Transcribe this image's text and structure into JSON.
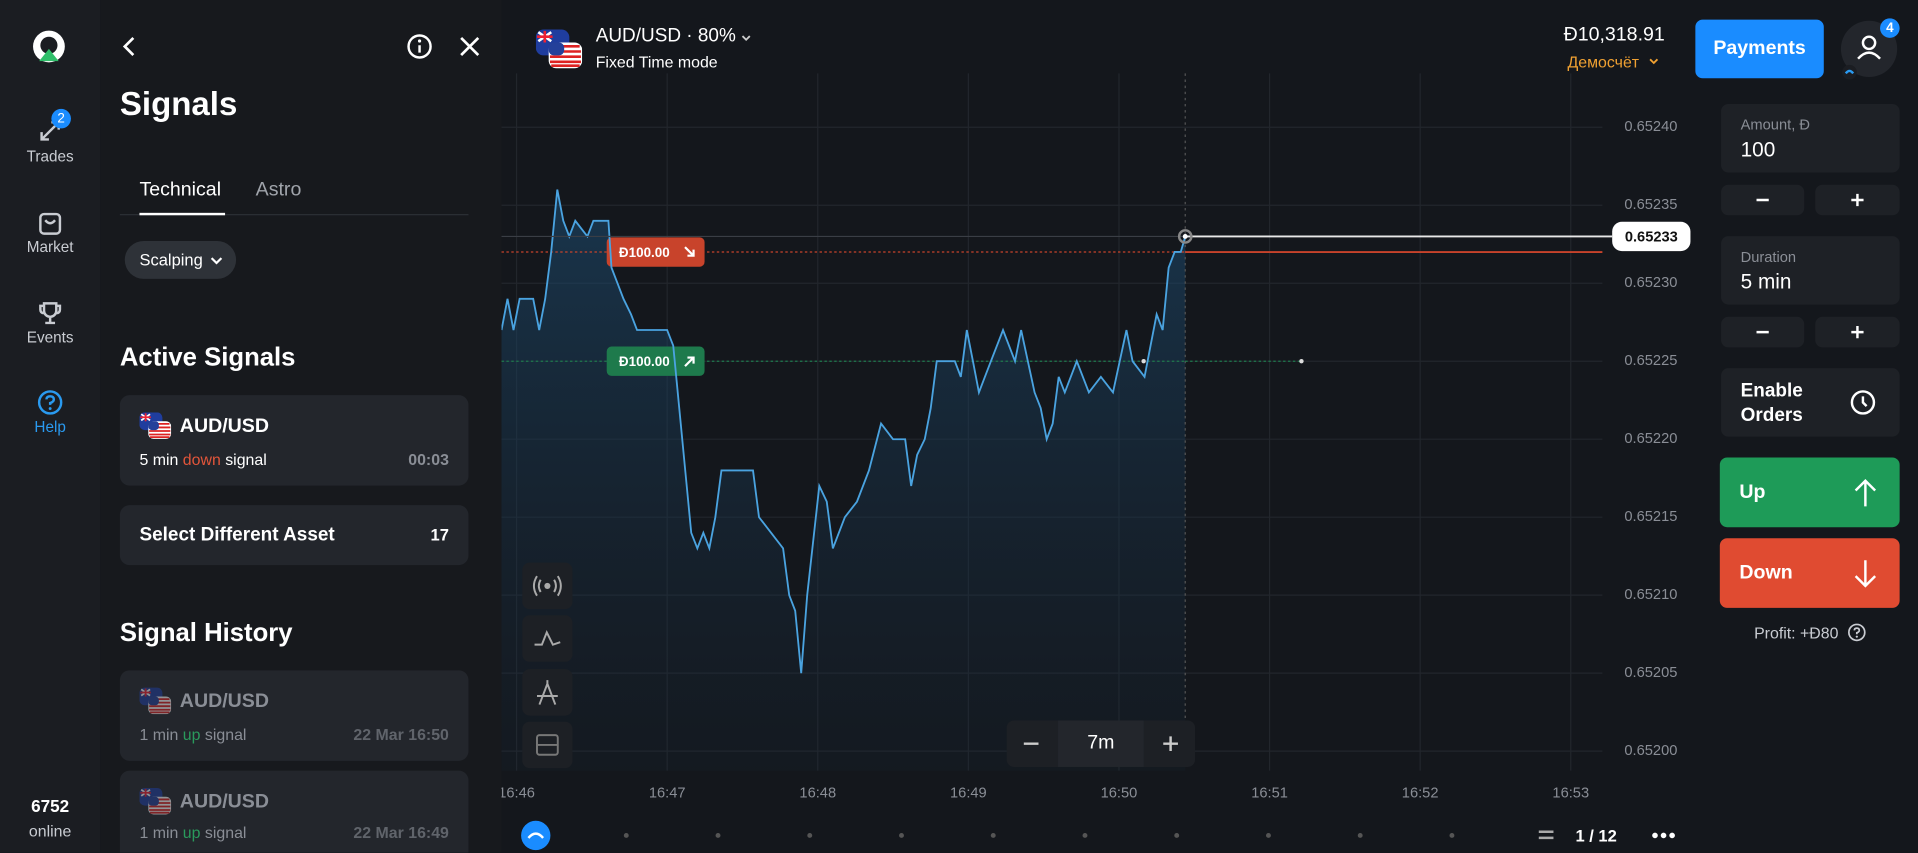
{
  "sidebar": {
    "nav": [
      {
        "label": "Trades",
        "badge": "2"
      },
      {
        "label": "Market"
      },
      {
        "label": "Events"
      },
      {
        "label": "Help"
      }
    ],
    "online_count": "6752",
    "online_label": "online"
  },
  "signals_panel": {
    "title": "Signals",
    "tabs": [
      "Technical",
      "Astro"
    ],
    "filter": "Scalping",
    "active_title": "Active Signals",
    "active": [
      {
        "asset": "AUD/USD",
        "duration": "5 min",
        "direction": "down",
        "suffix": "signal",
        "time": "00:03"
      }
    ],
    "select_label": "Select Different Asset",
    "select_count": "17",
    "history_title": "Signal History",
    "history": [
      {
        "asset": "AUD/USD",
        "duration": "1 min",
        "direction": "up",
        "suffix": "signal",
        "time": "22 Mar 16:50"
      },
      {
        "asset": "AUD/USD",
        "duration": "1 min",
        "direction": "up",
        "suffix": "signal",
        "time": "22 Mar 16:49"
      }
    ]
  },
  "header": {
    "asset": "AUD/USD · 80%",
    "mode": "Fixed Time mode",
    "balance": "Đ10,318.91",
    "account": "Демосчёт",
    "payments": "Payments",
    "notifications": "4"
  },
  "trade_panel": {
    "amount_label": "Amount, Đ",
    "amount": "100",
    "duration_label": "Duration",
    "duration": "5 min",
    "enable_orders": "Enable Orders",
    "up": "Up",
    "down": "Down",
    "profit": "Profit: +Đ80"
  },
  "chart_controls": {
    "zoom": "7m",
    "page": "1 / 12"
  },
  "chart_data": {
    "type": "line",
    "color": "#4aa3e0",
    "grid": true,
    "x": [
      1005.9,
      1005.94,
      1005.98,
      1006.02,
      1006.11,
      1006.15,
      1006.19,
      1006.23,
      1006.27,
      1006.31,
      1006.35,
      1006.39,
      1006.47,
      1006.51,
      1006.61,
      1006.63,
      1006.67,
      1006.71,
      1006.76,
      1006.8,
      1006.84,
      1006.88,
      1007.0,
      1007.04,
      1007.08,
      1007.12,
      1007.16,
      1007.2,
      1007.24,
      1007.28,
      1007.32,
      1007.36,
      1007.41,
      1007.57,
      1007.61,
      1007.69,
      1007.77,
      1007.81,
      1007.85,
      1007.89,
      1007.93,
      1008.01,
      1008.06,
      1008.1,
      1008.18,
      1008.26,
      1008.34,
      1008.42,
      1008.5,
      1008.58,
      1008.62,
      1008.66,
      1008.71,
      1008.75,
      1008.79,
      1008.91,
      1008.95,
      1008.99,
      1009.03,
      1009.07,
      1009.15,
      1009.23,
      1009.31,
      1009.35,
      1009.44,
      1009.48,
      1009.52,
      1009.56,
      1009.6,
      1009.64,
      1009.72,
      1009.8,
      1009.88,
      1009.96,
      1010.05,
      1010.09,
      1010.17,
      1010.21,
      1010.25,
      1010.29,
      1010.33,
      1010.37,
      1010.41,
      1010.44
    ],
    "values": [
      0.65227,
      0.65229,
      0.65227,
      0.65229,
      0.65229,
      0.65227,
      0.65229,
      0.65232,
      0.65236,
      0.65234,
      0.65233,
      0.65234,
      0.65233,
      0.65234,
      0.65234,
      0.65231,
      0.6523,
      0.65229,
      0.65228,
      0.65227,
      0.65227,
      0.65227,
      0.65227,
      0.65226,
      0.65222,
      0.65218,
      0.65214,
      0.65213,
      0.65214,
      0.65213,
      0.65215,
      0.65218,
      0.65218,
      0.65218,
      0.65215,
      0.65214,
      0.65213,
      0.6521,
      0.65209,
      0.65205,
      0.6521,
      0.65217,
      0.65216,
      0.65213,
      0.65215,
      0.65216,
      0.65218,
      0.65221,
      0.6522,
      0.6522,
      0.65217,
      0.65219,
      0.6522,
      0.65222,
      0.65225,
      0.65225,
      0.65224,
      0.65227,
      0.65225,
      0.65223,
      0.65225,
      0.65227,
      0.65225,
      0.65227,
      0.65223,
      0.65222,
      0.6522,
      0.65221,
      0.65224,
      0.65223,
      0.65225,
      0.65223,
      0.65224,
      0.65223,
      0.65227,
      0.65225,
      0.65224,
      0.65226,
      0.65228,
      0.65227,
      0.65231,
      0.65232,
      0.65232,
      0.65233
    ],
    "xlim": [
      1005.9,
      1013.21
    ],
    "ylim": [
      0.6519875,
      0.6524267
    ],
    "xticks": [
      {
        "value": 1006,
        "label": "16:46"
      },
      {
        "value": 1007,
        "label": "16:47"
      },
      {
        "value": 1008,
        "label": "16:48"
      },
      {
        "value": 1009,
        "label": "16:49"
      },
      {
        "value": 1010,
        "label": "16:50"
      },
      {
        "value": 1011,
        "label": "16:51"
      },
      {
        "value": 1012,
        "label": "16:52"
      },
      {
        "value": 1013,
        "label": "16:53"
      }
    ],
    "yticks": [
      {
        "value": 0.652,
        "label": "0.65200"
      },
      {
        "value": 0.65205,
        "label": "0.65205"
      },
      {
        "value": 0.6521,
        "label": "0.65210"
      },
      {
        "value": 0.65215,
        "label": "0.65215"
      },
      {
        "value": 0.6522,
        "label": "0.65220"
      },
      {
        "value": 0.65225,
        "label": "0.65225"
      },
      {
        "value": 0.6523,
        "label": "0.65230"
      },
      {
        "value": 0.65235,
        "label": "0.65235"
      },
      {
        "value": 0.6524,
        "label": "0.65240"
      }
    ],
    "current_price": {
      "value": 0.65233,
      "label": "0.65233"
    },
    "trades": [
      {
        "label": "Đ100.00",
        "direction": "down",
        "price": 0.65232,
        "color": "#c8432b"
      },
      {
        "label": "Đ100.00",
        "direction": "up",
        "price": 0.65225,
        "color": "#1e7a4c"
      }
    ]
  }
}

------------------------

◆ The request
What is the number of lines holding the word "color"? State it alone.

◆ The completed task
3